### INFORMATION SHOWN:

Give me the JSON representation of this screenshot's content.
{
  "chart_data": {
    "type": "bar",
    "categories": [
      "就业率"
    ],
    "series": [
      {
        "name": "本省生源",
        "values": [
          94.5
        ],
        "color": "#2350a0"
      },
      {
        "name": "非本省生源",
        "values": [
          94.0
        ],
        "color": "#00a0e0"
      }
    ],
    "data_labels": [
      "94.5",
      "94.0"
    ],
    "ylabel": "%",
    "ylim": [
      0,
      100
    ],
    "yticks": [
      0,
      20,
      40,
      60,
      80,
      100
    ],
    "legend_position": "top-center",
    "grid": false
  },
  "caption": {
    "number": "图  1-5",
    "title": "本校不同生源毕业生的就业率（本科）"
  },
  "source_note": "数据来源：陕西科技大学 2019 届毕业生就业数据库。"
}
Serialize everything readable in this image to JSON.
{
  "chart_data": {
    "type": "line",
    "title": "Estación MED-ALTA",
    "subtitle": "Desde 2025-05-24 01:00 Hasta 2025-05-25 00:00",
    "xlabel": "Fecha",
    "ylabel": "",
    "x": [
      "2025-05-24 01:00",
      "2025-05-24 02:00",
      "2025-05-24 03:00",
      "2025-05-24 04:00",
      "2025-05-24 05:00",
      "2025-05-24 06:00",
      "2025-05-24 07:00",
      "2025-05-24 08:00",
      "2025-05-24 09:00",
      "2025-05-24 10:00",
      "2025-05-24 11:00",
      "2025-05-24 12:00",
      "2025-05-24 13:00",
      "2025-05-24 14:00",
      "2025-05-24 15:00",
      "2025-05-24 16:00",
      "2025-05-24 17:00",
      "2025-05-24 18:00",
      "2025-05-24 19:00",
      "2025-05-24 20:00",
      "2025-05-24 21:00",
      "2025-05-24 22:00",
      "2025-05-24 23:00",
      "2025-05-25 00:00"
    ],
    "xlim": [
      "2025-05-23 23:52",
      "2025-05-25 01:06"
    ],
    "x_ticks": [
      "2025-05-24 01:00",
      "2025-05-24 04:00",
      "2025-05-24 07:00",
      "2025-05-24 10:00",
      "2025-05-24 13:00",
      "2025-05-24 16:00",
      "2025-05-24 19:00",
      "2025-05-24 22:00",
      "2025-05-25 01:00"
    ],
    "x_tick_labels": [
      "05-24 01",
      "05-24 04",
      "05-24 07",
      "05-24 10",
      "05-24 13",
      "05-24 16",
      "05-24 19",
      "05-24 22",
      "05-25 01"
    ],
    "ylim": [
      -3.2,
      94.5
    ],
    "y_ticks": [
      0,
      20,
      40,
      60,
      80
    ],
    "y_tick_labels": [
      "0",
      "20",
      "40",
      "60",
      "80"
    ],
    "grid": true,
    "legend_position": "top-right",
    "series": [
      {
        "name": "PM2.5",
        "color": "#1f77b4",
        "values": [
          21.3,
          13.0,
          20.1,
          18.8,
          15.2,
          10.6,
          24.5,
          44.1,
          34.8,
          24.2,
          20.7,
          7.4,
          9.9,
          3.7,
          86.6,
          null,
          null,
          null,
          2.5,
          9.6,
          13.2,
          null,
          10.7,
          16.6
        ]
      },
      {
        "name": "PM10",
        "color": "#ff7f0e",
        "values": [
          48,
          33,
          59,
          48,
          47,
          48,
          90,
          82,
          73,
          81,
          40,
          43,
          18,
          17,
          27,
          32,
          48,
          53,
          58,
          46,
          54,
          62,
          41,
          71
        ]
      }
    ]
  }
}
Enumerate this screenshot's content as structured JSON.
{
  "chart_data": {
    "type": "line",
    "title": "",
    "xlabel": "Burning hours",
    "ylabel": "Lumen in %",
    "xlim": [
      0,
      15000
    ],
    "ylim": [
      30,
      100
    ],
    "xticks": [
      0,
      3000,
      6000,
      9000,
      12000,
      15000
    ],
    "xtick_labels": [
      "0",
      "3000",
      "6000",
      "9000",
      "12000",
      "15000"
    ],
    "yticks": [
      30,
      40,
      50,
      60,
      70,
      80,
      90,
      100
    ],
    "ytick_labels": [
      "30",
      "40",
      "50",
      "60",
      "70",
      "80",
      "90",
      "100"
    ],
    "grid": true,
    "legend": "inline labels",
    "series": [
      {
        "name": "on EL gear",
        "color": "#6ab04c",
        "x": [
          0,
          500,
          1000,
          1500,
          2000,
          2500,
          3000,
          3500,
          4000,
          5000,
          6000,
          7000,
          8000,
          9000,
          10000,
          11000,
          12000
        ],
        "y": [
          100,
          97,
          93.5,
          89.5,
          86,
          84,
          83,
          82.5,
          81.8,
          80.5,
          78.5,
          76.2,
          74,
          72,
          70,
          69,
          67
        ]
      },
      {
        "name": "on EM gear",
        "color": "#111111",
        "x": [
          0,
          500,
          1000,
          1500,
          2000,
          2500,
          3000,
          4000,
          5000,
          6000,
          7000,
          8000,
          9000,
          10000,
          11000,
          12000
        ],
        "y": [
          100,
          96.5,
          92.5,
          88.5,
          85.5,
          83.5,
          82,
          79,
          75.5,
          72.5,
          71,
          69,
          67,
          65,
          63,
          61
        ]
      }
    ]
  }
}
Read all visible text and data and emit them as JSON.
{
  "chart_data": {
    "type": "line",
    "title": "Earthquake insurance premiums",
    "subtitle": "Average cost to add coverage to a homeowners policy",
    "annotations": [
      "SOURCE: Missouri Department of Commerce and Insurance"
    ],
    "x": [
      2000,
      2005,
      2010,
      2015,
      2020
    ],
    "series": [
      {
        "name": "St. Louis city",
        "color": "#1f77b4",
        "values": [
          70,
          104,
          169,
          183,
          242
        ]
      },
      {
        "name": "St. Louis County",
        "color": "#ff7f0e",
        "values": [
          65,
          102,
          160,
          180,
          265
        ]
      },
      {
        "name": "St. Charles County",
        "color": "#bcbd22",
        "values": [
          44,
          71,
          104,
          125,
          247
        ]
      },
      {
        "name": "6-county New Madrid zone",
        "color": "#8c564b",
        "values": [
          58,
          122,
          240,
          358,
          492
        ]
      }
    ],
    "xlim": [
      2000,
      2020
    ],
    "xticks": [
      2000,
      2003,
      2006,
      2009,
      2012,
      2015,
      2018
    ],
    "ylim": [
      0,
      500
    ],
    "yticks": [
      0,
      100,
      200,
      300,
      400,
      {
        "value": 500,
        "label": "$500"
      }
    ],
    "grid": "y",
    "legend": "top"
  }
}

### WRITTEN EXERCISE:
Lines holding the word "content" in the entries above are the ones to pull out. Copy them all.

### OUTPUT FOR THIS TASK:
Give me the JSON representation of this screenshot's content.
Enumerate this screenshot's content as structured JSON.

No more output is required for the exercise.